--- begin ---

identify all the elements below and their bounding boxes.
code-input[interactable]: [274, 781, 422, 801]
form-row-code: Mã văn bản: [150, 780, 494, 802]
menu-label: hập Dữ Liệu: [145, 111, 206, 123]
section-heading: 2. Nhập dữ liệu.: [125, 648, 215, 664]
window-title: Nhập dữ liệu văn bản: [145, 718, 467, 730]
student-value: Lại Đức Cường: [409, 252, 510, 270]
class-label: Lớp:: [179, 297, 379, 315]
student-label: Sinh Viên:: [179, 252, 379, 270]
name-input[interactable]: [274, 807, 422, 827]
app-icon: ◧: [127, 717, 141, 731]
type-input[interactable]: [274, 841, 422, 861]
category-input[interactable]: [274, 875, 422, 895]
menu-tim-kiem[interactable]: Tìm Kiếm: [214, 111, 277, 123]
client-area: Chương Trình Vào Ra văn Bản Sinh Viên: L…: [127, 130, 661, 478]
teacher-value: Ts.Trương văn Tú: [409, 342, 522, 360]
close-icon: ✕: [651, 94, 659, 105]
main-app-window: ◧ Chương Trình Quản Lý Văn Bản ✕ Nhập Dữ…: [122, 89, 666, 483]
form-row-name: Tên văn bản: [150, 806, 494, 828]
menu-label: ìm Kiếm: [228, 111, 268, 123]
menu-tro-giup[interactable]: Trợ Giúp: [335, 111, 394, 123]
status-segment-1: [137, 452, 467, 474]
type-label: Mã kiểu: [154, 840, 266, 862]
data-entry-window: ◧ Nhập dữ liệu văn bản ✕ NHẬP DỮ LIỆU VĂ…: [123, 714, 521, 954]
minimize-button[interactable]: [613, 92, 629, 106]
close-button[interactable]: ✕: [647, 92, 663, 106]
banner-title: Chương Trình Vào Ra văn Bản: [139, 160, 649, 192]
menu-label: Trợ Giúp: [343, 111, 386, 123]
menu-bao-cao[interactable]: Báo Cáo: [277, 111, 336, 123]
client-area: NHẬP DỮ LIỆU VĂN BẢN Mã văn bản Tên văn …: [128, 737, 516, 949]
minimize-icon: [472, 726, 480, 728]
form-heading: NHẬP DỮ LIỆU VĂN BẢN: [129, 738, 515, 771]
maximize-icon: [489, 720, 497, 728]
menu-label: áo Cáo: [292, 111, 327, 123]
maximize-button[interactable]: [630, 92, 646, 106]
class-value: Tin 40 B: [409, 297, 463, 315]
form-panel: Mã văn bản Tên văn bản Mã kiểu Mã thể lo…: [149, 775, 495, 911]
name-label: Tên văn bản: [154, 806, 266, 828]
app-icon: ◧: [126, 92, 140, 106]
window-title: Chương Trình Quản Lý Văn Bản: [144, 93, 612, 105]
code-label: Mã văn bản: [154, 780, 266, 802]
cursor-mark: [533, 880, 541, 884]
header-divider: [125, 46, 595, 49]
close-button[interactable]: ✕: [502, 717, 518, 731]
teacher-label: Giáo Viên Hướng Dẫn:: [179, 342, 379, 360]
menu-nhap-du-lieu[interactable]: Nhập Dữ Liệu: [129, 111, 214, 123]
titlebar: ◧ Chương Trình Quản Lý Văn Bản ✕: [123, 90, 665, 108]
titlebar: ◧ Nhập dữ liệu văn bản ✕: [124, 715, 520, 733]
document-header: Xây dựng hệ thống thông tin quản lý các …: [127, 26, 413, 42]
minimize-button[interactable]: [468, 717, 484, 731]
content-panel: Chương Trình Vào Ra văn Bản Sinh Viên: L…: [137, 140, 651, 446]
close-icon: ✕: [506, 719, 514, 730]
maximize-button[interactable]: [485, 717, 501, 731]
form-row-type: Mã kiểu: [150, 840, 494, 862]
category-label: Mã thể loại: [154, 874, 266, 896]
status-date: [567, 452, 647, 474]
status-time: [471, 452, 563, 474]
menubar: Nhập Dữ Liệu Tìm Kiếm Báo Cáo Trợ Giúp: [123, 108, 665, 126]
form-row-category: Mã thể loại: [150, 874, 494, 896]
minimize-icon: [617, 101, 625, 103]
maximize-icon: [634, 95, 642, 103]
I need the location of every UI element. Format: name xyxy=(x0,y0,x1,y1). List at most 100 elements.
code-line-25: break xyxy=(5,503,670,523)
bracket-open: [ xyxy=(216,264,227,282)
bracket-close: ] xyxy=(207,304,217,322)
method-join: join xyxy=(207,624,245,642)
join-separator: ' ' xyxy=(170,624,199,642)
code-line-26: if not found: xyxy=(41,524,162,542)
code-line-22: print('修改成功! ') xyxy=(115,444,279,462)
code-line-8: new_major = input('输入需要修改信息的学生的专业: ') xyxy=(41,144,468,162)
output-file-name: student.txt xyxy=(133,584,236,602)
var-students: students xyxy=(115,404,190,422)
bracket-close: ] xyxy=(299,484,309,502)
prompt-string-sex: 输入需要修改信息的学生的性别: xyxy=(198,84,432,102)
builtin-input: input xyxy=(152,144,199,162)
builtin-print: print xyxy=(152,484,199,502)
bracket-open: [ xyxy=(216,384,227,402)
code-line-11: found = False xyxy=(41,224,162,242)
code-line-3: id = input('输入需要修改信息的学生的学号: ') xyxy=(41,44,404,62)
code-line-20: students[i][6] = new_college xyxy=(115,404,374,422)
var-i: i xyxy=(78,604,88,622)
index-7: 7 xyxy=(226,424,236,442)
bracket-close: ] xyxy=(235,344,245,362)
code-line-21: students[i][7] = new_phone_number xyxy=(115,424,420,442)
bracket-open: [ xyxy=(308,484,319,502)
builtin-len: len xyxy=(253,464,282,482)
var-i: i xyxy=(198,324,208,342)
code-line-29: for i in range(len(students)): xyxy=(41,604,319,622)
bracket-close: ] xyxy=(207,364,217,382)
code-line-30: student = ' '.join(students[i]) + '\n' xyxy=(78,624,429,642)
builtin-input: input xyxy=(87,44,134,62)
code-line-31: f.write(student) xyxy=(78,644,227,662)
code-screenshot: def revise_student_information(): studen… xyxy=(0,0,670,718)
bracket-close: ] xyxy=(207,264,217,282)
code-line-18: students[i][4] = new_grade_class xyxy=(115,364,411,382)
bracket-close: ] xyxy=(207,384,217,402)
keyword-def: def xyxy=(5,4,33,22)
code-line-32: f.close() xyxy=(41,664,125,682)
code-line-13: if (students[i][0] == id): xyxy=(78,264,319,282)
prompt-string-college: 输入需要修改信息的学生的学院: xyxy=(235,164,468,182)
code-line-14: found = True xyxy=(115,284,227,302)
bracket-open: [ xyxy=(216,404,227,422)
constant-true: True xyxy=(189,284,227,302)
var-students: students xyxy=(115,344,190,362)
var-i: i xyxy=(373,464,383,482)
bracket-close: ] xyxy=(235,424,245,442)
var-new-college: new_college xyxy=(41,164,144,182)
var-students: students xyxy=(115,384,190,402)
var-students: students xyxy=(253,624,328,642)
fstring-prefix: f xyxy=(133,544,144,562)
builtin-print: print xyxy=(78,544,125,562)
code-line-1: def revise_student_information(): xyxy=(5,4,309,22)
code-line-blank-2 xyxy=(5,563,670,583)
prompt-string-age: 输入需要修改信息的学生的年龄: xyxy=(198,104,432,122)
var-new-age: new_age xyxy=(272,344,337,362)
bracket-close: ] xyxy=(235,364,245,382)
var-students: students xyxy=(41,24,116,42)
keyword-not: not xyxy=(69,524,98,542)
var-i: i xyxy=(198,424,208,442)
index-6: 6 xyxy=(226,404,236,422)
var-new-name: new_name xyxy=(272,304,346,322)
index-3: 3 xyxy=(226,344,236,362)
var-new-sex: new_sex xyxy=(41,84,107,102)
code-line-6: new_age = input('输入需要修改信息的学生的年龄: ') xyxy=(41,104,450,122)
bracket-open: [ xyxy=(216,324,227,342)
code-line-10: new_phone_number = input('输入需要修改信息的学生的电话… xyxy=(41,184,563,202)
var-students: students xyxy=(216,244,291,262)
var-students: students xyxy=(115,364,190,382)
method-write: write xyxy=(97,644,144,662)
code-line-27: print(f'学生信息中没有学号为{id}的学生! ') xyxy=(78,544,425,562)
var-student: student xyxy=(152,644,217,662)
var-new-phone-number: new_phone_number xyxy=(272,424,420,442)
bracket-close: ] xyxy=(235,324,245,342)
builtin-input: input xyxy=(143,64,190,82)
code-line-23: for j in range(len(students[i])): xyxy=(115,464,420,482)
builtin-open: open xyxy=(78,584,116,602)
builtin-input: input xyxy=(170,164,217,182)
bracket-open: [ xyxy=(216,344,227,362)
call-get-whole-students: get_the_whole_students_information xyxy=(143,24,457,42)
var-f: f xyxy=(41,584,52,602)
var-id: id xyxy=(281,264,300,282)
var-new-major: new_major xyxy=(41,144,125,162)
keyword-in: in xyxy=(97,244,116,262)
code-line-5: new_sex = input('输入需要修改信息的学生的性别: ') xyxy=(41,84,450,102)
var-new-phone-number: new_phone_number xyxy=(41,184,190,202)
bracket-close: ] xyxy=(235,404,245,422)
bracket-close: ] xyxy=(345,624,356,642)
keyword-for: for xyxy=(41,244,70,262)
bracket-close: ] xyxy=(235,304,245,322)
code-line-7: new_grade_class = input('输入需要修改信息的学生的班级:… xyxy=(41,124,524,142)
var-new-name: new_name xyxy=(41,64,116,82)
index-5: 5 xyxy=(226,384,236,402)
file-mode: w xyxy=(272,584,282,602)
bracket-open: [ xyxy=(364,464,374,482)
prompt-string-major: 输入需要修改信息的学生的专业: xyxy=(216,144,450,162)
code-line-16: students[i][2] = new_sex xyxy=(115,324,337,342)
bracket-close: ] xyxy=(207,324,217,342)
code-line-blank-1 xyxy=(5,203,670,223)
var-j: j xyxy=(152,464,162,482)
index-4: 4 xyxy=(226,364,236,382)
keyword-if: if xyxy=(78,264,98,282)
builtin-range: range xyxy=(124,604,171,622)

--- end ---

**BRIEF:** Can you rewrite the records, from the first line through the line containing "student-label: Sinh Viên:: [179, 252, 379, 270]", as a Markdown table with a Row column for the row number and an Entry column for the line, leaving out blank lines?

**RESPONSE BELOW:**
| Row | Entry |
|---|---|
| 1 | identify all the elements below and their bounding boxes. |
| 2 | code-input[interactable]: [274, 781, 422, 801] |
| 3 | form-row-code: Mã văn bản: [150, 780, 494, 802] |
| 4 | menu-label: hập Dữ Liệu: [145, 111, 206, 123] |
| 5 | section-heading: 2. Nhập dữ liệu.: [125, 648, 215, 664] |
| 6 | window-title: Nhập dữ liệu văn bản: [145, 718, 467, 730] |
| 7 | student-value: Lại Đức Cường: [409, 252, 510, 270] |
| 8 | class-label: Lớp:: [179, 297, 379, 315] |
| 9 | student-label: Sinh Viên:: [179, 252, 379, 270] |